# Records to use
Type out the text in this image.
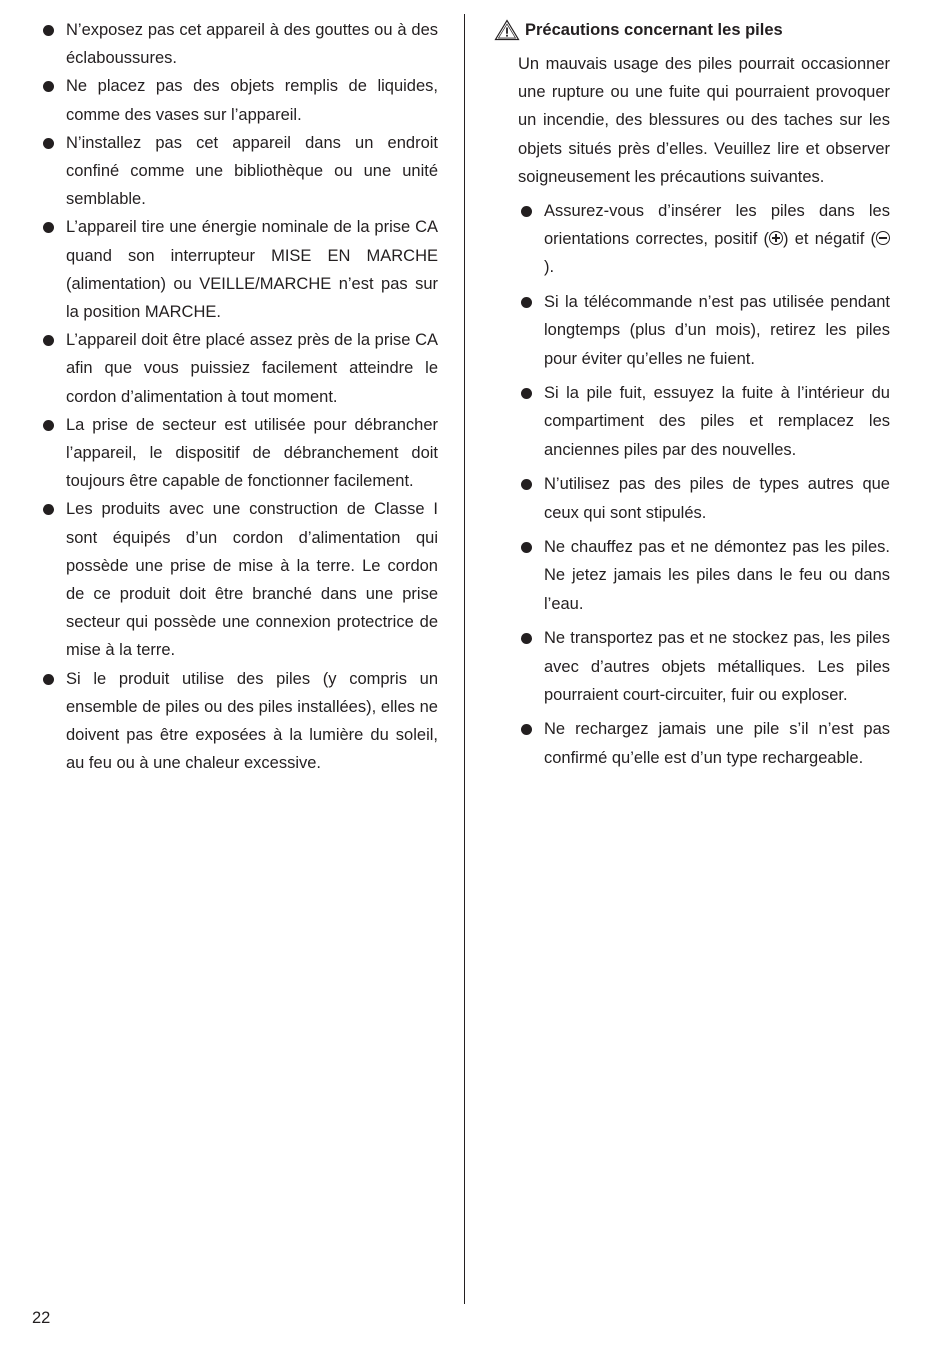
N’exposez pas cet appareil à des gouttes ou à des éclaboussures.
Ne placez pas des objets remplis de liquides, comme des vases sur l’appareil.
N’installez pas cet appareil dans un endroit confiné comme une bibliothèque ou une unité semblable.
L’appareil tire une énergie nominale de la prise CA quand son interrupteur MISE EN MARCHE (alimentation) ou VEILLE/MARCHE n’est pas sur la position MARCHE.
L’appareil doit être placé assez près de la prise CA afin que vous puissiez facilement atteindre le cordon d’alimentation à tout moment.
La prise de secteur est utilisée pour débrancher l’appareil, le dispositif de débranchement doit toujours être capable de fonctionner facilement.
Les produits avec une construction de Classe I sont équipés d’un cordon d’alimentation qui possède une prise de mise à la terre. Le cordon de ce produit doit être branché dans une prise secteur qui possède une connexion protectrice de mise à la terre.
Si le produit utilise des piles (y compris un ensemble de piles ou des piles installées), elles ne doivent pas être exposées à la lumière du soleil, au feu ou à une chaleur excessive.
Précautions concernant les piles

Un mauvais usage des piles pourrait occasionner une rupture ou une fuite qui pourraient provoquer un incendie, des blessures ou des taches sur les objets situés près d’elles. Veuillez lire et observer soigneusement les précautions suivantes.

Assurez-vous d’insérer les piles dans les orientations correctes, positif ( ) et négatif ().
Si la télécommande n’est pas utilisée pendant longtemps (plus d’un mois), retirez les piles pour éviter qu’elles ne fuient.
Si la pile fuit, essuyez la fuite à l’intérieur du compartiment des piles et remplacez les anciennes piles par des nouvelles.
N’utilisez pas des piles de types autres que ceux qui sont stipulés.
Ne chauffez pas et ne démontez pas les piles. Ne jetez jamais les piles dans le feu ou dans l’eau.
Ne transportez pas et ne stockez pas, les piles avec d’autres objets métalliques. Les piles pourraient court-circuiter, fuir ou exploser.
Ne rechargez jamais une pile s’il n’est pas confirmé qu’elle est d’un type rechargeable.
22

--

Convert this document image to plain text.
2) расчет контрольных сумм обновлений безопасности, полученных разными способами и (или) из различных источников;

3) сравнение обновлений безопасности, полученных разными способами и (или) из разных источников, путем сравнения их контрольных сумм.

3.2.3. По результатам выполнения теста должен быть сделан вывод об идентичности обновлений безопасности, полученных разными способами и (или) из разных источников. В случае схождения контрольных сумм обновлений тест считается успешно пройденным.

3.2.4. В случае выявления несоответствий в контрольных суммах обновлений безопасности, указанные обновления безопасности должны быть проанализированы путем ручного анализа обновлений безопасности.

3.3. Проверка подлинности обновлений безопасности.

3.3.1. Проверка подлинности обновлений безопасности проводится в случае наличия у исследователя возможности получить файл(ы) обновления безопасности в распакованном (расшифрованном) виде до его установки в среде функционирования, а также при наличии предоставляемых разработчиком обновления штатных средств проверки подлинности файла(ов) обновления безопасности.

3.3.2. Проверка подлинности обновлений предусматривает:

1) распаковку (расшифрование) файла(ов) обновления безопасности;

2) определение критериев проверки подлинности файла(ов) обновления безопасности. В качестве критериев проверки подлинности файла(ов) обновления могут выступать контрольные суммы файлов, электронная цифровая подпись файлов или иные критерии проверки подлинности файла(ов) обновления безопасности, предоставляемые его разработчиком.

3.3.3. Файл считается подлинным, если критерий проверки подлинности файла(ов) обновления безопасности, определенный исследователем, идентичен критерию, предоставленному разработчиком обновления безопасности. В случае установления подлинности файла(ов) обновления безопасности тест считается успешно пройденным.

# Task
Pick out the lines above that hold the string "пройденным" and show them.

# Final result
3.2.3. По результатам выполнения теста должен быть сделан вывод об идентичности обновлений безопасности, полученных разными способами и (или) из разных источников. В случае схождения контрольных сумм обновлений тест считается успешно пройденным.
3.3.3. Файл считается подлинным, если критерий проверки подлинности файла(ов) обновления безопасности, определенный исследователем, идентичен критерию, предоставленному разработчиком обновления безопасности. В случае установления подлинности файла(ов) обновления безопасности тест считается успешно пройденным.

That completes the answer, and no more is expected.